- _INFORMATION GIVEN_
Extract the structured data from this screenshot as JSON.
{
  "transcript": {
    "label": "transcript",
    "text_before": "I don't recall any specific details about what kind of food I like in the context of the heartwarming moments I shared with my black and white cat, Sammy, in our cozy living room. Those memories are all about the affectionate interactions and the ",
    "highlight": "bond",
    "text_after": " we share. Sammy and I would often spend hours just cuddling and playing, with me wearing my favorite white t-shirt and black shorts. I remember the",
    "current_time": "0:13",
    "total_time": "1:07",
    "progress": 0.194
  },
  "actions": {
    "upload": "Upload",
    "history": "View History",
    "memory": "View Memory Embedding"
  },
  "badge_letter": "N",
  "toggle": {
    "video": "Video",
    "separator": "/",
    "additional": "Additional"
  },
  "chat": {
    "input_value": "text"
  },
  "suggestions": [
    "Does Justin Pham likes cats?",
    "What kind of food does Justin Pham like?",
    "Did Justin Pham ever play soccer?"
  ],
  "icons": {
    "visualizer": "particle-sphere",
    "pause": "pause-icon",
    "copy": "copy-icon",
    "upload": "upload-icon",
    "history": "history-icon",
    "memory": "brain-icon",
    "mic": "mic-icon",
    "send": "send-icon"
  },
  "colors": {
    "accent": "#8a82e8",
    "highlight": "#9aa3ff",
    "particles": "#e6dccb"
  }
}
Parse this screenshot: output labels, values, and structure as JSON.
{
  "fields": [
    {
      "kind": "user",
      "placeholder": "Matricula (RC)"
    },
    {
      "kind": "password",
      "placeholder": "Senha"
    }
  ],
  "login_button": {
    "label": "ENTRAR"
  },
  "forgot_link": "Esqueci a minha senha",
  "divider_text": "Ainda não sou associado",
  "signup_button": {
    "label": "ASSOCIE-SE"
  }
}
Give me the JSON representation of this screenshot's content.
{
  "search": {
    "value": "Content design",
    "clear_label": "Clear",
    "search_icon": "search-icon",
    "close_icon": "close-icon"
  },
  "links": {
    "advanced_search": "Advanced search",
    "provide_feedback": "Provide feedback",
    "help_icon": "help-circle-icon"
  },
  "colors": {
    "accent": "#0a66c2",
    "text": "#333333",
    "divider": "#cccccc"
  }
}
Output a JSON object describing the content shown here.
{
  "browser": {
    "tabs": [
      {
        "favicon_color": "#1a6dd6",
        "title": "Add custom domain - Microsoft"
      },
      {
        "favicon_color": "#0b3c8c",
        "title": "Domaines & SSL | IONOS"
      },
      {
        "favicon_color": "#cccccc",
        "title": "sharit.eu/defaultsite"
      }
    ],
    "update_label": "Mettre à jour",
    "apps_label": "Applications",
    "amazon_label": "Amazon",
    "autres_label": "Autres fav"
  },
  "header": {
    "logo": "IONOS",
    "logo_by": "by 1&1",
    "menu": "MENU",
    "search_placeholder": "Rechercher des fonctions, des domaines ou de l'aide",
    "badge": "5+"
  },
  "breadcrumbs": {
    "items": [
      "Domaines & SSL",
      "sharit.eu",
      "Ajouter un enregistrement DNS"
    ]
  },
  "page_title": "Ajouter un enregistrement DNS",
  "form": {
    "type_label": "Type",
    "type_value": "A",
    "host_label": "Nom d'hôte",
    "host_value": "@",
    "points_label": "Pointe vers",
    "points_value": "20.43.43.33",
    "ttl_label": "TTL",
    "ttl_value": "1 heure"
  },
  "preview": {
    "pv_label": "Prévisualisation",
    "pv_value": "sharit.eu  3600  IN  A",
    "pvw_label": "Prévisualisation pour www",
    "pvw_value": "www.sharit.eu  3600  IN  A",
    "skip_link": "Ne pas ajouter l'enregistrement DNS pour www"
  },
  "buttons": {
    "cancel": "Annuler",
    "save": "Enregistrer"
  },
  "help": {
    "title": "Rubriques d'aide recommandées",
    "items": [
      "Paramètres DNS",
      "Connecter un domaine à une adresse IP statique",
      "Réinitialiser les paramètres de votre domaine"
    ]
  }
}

- _YOUR OBJECTIVE_
Output the entries verbatim.

- _RESPONSE TO THIS TASK_
Extract the structured data from this screenshot as JSON.
{
  "transcript": {
    "label": "transcript",
    "text_before": "I don't recall any specific details about what kind of food I like in the context of the heartwarming moments I shared with my black and white cat, Sammy, in our cozy living room. Those memories are all about the affectionate interactions and the ",
    "highlight": "bond",
    "text_after": " we share. Sammy and I would often spend hours just cuddling and playing, with me wearing my favorite white t-shirt and black shorts. I remember the",
    "current_time": "0:13",
    "total_time": "1:07",
    "progress": 0.194
  },
  "actions": {
    "upload": "Upload",
    "history": "View History",
    "memory": "View Memory Embedding"
  },
  "badge_letter": "N",
  "toggle": {
    "video": "Video",
    "separator": "/",
    "additional": "Additional"
  },
  "chat": {
    "input_value": "text"
  },
  "suggestions": [
    "Does Justin Pham likes cats?",
    "What kind of food does Justin Pham like?",
    "Did Justin Pham ever play soccer?"
  ],
  "icons": {
    "visualizer": "particle-sphere",
    "pause": "pause-icon",
    "copy": "copy-icon",
    "upload": "upload-icon",
    "history": "history-icon",
    "memory": "brain-icon",
    "mic": "mic-icon",
    "send": "send-icon"
  },
  "colors": {
    "accent": "#8a82e8",
    "highlight": "#9aa3ff",
    "particles": "#e6dccb"
  }
}
Parse this screenshot: output labels, values, and structure as JSON.
{
  "fields": [
    {
      "kind": "user",
      "placeholder": "Matricula (RC)"
    },
    {
      "kind": "password",
      "placeholder": "Senha"
    }
  ],
  "login_button": {
    "label": "ENTRAR"
  },
  "forgot_link": "Esqueci a minha senha",
  "divider_text": "Ainda não sou associado",
  "signup_button": {
    "label": "ASSOCIE-SE"
  }
}
Give me the JSON representation of this screenshot's content.
{
  "search": {
    "value": "Content design",
    "clear_label": "Clear",
    "search_icon": "search-icon",
    "close_icon": "close-icon"
  },
  "links": {
    "advanced_search": "Advanced search",
    "provide_feedback": "Provide feedback",
    "help_icon": "help-circle-icon"
  },
  "colors": {
    "accent": "#0a66c2",
    "text": "#333333",
    "divider": "#cccccc"
  }
}
Output a JSON object describing the content shown here.
{
  "browser": {
    "tabs": [
      {
        "favicon_color": "#1a6dd6",
        "title": "Add custom domain - Microsoft"
      },
      {
        "favicon_color": "#0b3c8c",
        "title": "Domaines & SSL | IONOS"
      },
      {
        "favicon_color": "#cccccc",
        "title": "sharit.eu/defaultsite"
      }
    ],
    "update_label": "Mettre à jour",
    "apps_label": "Applications",
    "amazon_label": "Amazon",
    "autres_label": "Autres fav"
  },
  "header": {
    "logo": "IONOS",
    "logo_by": "by 1&1",
    "menu": "MENU",
    "search_placeholder": "Rechercher des fonctions, des domaines ou de l'aide",
    "badge": "5+"
  },
  "breadcrumbs": {
    "items": [
      "Domaines & SSL",
      "sharit.eu",
      "Ajouter un enregistrement DNS"
    ]
  },
  "page_title": "Ajouter un enregistrement DNS",
  "form": {
    "type_label": "Type",
    "type_value": "A",
    "host_label": "Nom d'hôte",
    "host_value": "@",
    "points_label": "Pointe vers",
    "points_value": "20.43.43.33",
    "ttl_label": "TTL",
    "ttl_value": "1 heure"
  },
  "preview": {
    "pv_label": "Prévisualisation",
    "pv_value": "sharit.eu  3600  IN  A",
    "pvw_label": "Prévisualisation pour www",
    "pvw_value": "www.sharit.eu  3600  IN  A",
    "skip_link": "Ne pas ajouter l'enregistrement DNS pour www"
  },
  "buttons": {
    "cancel": "Annuler",
    "save": "Enregistrer"
  },
  "help": {
    "title": "Rubriques d'aide recommandées",
    "items": [
      "Paramètres DNS",
      "Connecter un domaine à une adresse IP statique",
      "Réinitialiser les paramètres de votre domaine"
    ]
  }
}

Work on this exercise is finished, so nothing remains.